Figure dataset records:

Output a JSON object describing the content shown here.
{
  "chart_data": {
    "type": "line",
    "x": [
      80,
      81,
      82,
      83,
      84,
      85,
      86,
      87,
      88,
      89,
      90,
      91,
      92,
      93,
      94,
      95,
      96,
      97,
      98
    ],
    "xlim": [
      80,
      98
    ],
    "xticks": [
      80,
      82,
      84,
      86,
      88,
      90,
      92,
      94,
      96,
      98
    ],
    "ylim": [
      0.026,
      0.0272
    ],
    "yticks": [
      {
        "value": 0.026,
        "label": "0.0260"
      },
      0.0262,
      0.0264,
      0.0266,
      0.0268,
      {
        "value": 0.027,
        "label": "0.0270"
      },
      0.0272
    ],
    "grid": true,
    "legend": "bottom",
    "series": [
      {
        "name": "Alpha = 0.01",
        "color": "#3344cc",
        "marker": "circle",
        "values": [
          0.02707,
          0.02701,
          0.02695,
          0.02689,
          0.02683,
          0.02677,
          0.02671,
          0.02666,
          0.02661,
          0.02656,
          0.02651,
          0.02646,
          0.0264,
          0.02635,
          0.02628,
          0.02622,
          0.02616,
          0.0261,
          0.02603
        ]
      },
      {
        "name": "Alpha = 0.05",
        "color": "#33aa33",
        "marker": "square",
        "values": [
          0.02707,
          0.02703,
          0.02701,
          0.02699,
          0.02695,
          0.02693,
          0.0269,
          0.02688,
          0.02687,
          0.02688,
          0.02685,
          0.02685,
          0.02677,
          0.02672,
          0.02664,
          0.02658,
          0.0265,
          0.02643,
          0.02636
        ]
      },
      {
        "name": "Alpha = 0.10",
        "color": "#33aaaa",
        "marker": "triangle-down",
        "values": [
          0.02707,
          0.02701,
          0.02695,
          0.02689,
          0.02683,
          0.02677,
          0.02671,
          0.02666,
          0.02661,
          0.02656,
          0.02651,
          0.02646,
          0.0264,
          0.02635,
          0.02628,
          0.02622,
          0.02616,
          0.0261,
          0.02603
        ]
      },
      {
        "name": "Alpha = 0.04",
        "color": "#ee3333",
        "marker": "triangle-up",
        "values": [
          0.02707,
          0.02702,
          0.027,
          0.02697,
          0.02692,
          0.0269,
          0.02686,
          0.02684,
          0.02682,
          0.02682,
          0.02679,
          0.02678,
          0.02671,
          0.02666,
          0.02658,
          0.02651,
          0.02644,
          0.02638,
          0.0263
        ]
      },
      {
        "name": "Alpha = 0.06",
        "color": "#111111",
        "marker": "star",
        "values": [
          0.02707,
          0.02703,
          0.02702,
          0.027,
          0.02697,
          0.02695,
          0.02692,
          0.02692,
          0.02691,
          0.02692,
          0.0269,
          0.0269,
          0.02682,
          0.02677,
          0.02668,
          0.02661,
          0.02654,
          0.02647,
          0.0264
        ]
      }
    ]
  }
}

PROBLEM DESCRIPTION | Retype the listing exactly, in full.

FINISHED EXERCISE |
Output a JSON object describing the content shown here.
{
  "chart_data": {
    "type": "line",
    "x": [
      80,
      81,
      82,
      83,
      84,
      85,
      86,
      87,
      88,
      89,
      90,
      91,
      92,
      93,
      94,
      95,
      96,
      97,
      98
    ],
    "xlim": [
      80,
      98
    ],
    "xticks": [
      80,
      82,
      84,
      86,
      88,
      90,
      92,
      94,
      96,
      98
    ],
    "ylim": [
      0.026,
      0.0272
    ],
    "yticks": [
      {
        "value": 0.026,
        "label": "0.0260"
      },
      0.0262,
      0.0264,
      0.0266,
      0.0268,
      {
        "value": 0.027,
        "label": "0.0270"
      },
      0.0272
    ],
    "grid": true,
    "legend": "bottom",
    "series": [
      {
        "name": "Alpha = 0.01",
        "color": "#3344cc",
        "marker": "circle",
        "values": [
          0.02707,
          0.02701,
          0.02695,
          0.02689,
          0.02683,
          0.02677,
          0.02671,
          0.02666,
          0.02661,
          0.02656,
          0.02651,
          0.02646,
          0.0264,
          0.02635,
          0.02628,
          0.02622,
          0.02616,
          0.0261,
          0.02603
        ]
      },
      {
        "name": "Alpha = 0.05",
        "color": "#33aa33",
        "marker": "square",
        "values": [
          0.02707,
          0.02703,
          0.02701,
          0.02699,
          0.02695,
          0.02693,
          0.0269,
          0.02688,
          0.02687,
          0.02688,
          0.02685,
          0.02685,
          0.02677,
          0.02672,
          0.02664,
          0.02658,
          0.0265,
          0.02643,
          0.02636
        ]
      },
      {
        "name": "Alpha = 0.10",
        "color": "#33aaaa",
        "marker": "triangle-down",
        "values": [
          0.02707,
          0.02701,
          0.02695,
          0.02689,
          0.02683,
          0.02677,
          0.02671,
          0.02666,
          0.02661,
          0.02656,
          0.02651,
          0.02646,
          0.0264,
          0.02635,
          0.02628,
          0.02622,
          0.02616,
          0.0261,
          0.02603
        ]
      },
      {
        "name": "Alpha = 0.04",
        "color": "#ee3333",
        "marker": "triangle-up",
        "values": [
          0.02707,
          0.02702,
          0.027,
          0.02697,
          0.02692,
          0.0269,
          0.02686,
          0.02684,
          0.02682,
          0.02682,
          0.02679,
          0.02678,
          0.02671,
          0.02666,
          0.02658,
          0.02651,
          0.02644,
          0.02638,
          0.0263
        ]
      },
      {
        "name": "Alpha = 0.06",
        "color": "#111111",
        "marker": "star",
        "values": [
          0.02707,
          0.02703,
          0.02702,
          0.027,
          0.02697,
          0.02695,
          0.02692,
          0.02692,
          0.02691,
          0.02692,
          0.0269,
          0.0269,
          0.02682,
          0.02677,
          0.02668,
          0.02661,
          0.02654,
          0.02647,
          0.0264
        ]
      }
    ]
  }
}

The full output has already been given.